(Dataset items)
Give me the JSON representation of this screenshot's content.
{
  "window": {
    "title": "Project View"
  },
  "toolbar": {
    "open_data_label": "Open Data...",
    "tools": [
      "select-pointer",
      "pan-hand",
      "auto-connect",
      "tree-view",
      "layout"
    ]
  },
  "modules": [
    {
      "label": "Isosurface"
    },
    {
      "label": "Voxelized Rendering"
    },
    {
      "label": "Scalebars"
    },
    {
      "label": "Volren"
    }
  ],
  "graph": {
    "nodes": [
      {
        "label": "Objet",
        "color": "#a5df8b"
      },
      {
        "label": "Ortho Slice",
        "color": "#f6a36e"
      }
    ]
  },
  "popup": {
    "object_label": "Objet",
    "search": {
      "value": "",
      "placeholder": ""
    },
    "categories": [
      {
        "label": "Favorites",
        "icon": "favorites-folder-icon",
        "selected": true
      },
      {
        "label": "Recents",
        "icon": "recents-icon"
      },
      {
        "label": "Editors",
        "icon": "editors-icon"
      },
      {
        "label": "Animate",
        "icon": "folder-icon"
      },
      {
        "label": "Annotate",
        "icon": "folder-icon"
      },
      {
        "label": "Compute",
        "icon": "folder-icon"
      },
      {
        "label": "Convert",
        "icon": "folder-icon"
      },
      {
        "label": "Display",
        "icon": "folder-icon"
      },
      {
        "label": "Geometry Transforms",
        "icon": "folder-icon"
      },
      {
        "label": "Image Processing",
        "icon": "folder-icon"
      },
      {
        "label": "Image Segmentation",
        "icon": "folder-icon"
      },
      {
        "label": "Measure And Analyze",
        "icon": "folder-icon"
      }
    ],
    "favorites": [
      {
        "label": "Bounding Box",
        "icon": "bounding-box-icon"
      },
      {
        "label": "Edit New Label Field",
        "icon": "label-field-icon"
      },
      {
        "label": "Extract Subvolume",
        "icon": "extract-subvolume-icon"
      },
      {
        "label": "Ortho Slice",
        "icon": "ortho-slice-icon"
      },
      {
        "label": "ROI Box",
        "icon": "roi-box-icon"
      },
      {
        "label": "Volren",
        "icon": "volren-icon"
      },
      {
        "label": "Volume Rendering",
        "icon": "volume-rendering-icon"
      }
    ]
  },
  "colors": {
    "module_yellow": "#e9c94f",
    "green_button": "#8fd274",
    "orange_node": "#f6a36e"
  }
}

Exercise: Take every line from the data above that holds "Image" and copy it out.

Written solution:
        "label": "Image Processing",
        "label": "Image Segmentation",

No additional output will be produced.